● Given problem:
Give all the lines below again, exactly, with no pictures.

● Extracted data:
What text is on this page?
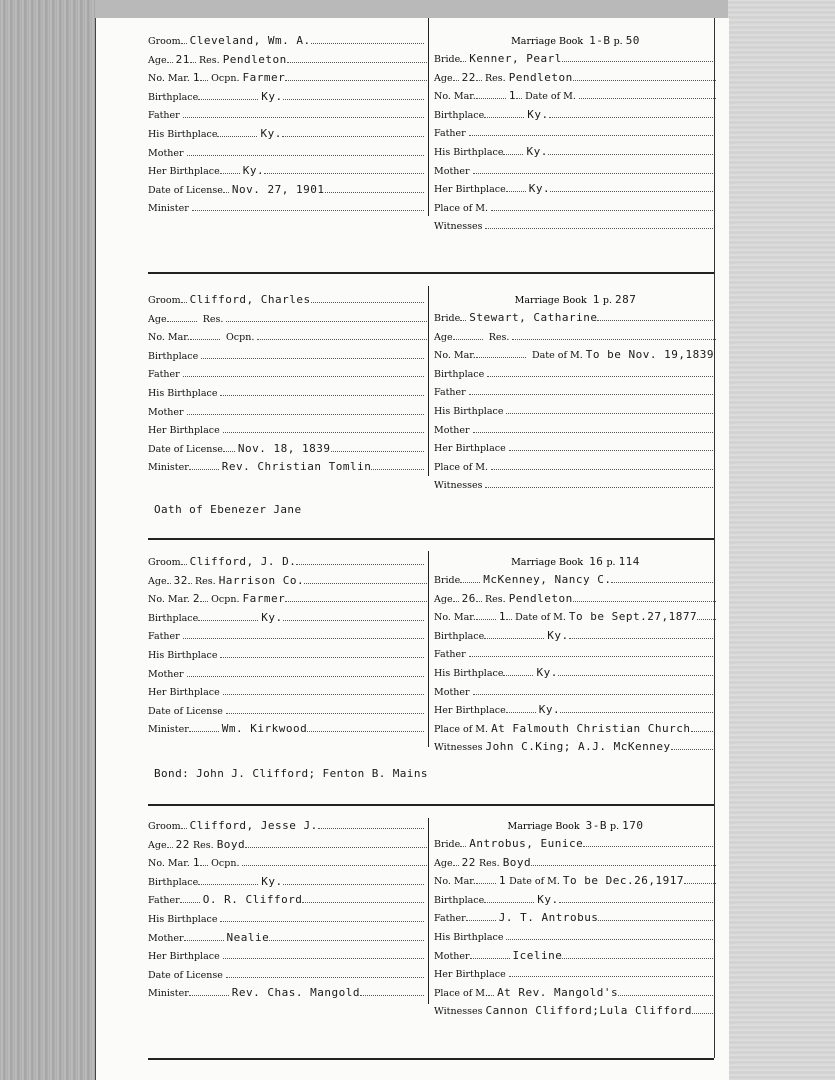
Groom Cleveland, Wm. A.
Age 21 Res. Pendleton
No. Mar. 1 Ocpn. Farmer
Birthplace	Ky.
Father
His Birthplace	Ky.
Mother
Her Birthplace Ky.
Date of License Nov. 27, 1901
Minister
Marriage Book 1-B p. 50
Bride Kenner, Pearl
Age 22 Res. Pendleton
No. Mar.	1 Date of M.
Birthplace	Ky.
Father
His Birthplace Ky.
Mother
Her Birthplace Ky.
Place of M.
Witnesses
Groom Clifford, Charles
Age	Res.
No. Mar.	Ocpn.
Birthplace
Father
His Birthplace
Mother
Her Birthplace
Date of License Nov. 18, 1839
Minister	Rev. Christian Tomlin
Marriage Book 1 p. 287
Bride Stewart, Catharine
Age	Res.
No. Mar.	Date of M. To be Nov. 19,1839
Birthplace
Father
His Birthplace
Mother
Her Birthplace
Place of M.
Witnesses
Oath of Ebenezer Jane
Groom Clifford, J. D.
Age 32 Res. Harrison Co.
No. Mar. 2 Ocpn. Farmer
Birthplace	Ky.
Father
His Birthplace
Mother
Her Birthplace
Date of License
Minister	Wm. Kirkwood
Marriage Book 16 p. 114
Bride McKenney, Nancy C.
Age 26 Res. Pendleton
No. Mar. 1 Date of M. To be Sept.27,1877
Birthplace	Ky.
Father
His Birthplace	Ky.
Mother
Her Birthplace	Ky.
Place of M. At Falmouth Christian Church
Witnesses John C.King; A.J. McKenney
Bond: John J. Clifford; Fenton B. Mains
Groom Clifford, Jesse J.
Age 22 Res. Boyd
No. Mar. 1 Ocpn.
Birthplace	Ky.
Father O. R. Clifford
His Birthplace
Mother	Nealie
Her Birthplace
Date of License
Minister	Rev. Chas. Mangold
Marriage Book 3-B p. 170
Bride Antrobus, Eunice
Age 22 Res. Boyd
No. Mar. 1 Date of M. To be Dec.26,1917
Birthplace	Ky.
Father	J. T. Antrobus
His Birthplace
Mother	Iceline
Her Birthplace
Place of M. At Rev. Mangold's
Witnesses Cannon Clifford;Lula Clifford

● In response:
What text is on this page?
Groom Cleveland, Wm. A.
Age 21 Res. Pendleton
No. Mar. 1 Ocpn. Farmer
Birthplace	Ky.
Father
His Birthplace	Ky.
Mother
Her Birthplace Ky.
Date of License Nov. 27, 1901
Minister
Marriage Book 1-B p. 50
Bride Kenner, Pearl
Age 22 Res. Pendleton
No. Mar.	1 Date of M.
Birthplace	Ky.
Father
His Birthplace Ky.
Mother
Her Birthplace Ky.
Place of M.
Witnesses
Groom Clifford, Charles
Age	Res.
No. Mar.	Ocpn.
Birthplace
Father
His Birthplace
Mother
Her Birthplace
Date of License Nov. 18, 1839
Minister	Rev. Christian Tomlin
Marriage Book 1 p. 287
Bride Stewart, Catharine
Age	Res.
No. Mar.	Date of M. To be Nov. 19,1839
Birthplace
Father
His Birthplace
Mother
Her Birthplace
Place of M.
Witnesses
Oath of Ebenezer Jane
Groom Clifford, J. D.
Age 32 Res. Harrison Co.
No. Mar. 2 Ocpn. Farmer
Birthplace	Ky.
Father
His Birthplace
Mother
Her Birthplace
Date of License
Minister	Wm. Kirkwood
Marriage Book 16 p. 114
Bride McKenney, Nancy C.
Age 26 Res. Pendleton
No. Mar. 1 Date of M. To be Sept.27,1877
Birthplace	Ky.
Father
His Birthplace	Ky.
Mother
Her Birthplace	Ky.
Place of M. At Falmouth Christian Church
Witnesses John C.King; A.J. McKenney
Bond: John J. Clifford; Fenton B. Mains
Groom Clifford, Jesse J.
Age 22 Res. Boyd
No. Mar. 1 Ocpn.
Birthplace	Ky.
Father O. R. Clifford
His Birthplace
Mother	Nealie
Her Birthplace
Date of License
Minister	Rev. Chas. Mangold
Marriage Book 3-B p. 170
Bride Antrobus, Eunice
Age 22 Res. Boyd
No. Mar. 1 Date of M. To be Dec.26,1917
Birthplace	Ky.
Father	J. T. Antrobus
His Birthplace
Mother	Iceline
Her Birthplace
Place of M. At Rev. Mangold's
Witnesses Cannon Clifford;Lula Clifford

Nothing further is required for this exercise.